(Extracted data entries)
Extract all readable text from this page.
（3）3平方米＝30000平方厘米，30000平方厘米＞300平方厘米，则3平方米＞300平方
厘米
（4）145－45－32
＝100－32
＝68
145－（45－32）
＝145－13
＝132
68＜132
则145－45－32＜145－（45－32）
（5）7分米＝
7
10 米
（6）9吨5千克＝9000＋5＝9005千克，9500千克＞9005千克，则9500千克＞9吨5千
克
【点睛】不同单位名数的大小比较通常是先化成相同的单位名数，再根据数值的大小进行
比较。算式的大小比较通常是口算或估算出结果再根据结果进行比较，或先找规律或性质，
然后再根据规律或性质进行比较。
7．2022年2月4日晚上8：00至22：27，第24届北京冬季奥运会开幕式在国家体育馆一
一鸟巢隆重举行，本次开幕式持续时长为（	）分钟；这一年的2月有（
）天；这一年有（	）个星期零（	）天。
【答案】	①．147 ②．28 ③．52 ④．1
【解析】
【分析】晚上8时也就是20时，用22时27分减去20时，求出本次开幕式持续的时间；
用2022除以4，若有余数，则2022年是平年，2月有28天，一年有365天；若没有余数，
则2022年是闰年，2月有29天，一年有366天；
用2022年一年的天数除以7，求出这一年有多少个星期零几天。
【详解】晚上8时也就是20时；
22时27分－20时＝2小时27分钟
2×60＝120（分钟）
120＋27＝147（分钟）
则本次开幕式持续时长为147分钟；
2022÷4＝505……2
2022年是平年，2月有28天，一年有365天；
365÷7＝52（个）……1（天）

* * *

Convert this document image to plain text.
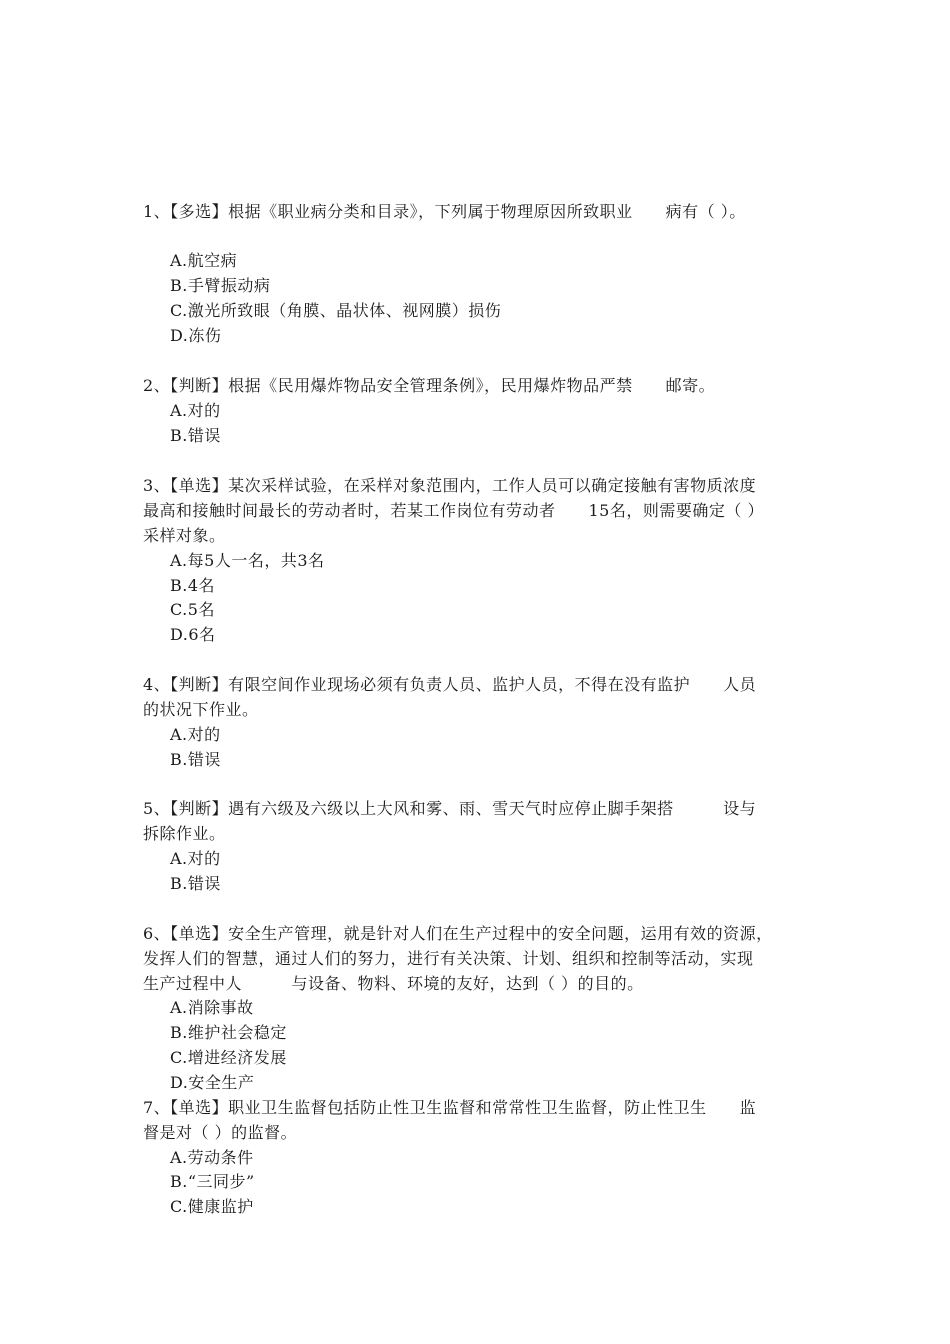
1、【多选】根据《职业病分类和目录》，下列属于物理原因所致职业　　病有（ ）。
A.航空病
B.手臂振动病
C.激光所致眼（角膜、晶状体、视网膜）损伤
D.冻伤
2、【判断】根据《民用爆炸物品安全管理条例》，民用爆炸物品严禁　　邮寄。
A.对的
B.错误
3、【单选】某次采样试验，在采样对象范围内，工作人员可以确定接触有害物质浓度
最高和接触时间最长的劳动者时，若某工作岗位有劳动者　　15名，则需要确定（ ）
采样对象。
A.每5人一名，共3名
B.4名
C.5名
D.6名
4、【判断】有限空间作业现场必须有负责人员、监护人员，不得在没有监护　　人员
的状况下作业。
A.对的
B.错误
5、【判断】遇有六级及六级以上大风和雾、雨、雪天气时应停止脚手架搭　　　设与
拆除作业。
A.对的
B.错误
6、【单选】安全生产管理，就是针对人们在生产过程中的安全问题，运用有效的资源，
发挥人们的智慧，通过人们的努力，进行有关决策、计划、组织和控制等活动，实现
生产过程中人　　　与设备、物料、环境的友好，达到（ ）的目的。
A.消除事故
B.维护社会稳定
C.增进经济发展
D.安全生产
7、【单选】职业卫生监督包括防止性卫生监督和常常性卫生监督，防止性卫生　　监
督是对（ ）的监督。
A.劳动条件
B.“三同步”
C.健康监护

:: WHAT YOU WILL DO ::
Every line holding "this" should be copied out.

:: CORRECT RESULT ::
Extract all readable text from this page.
Convert this document image to plain text.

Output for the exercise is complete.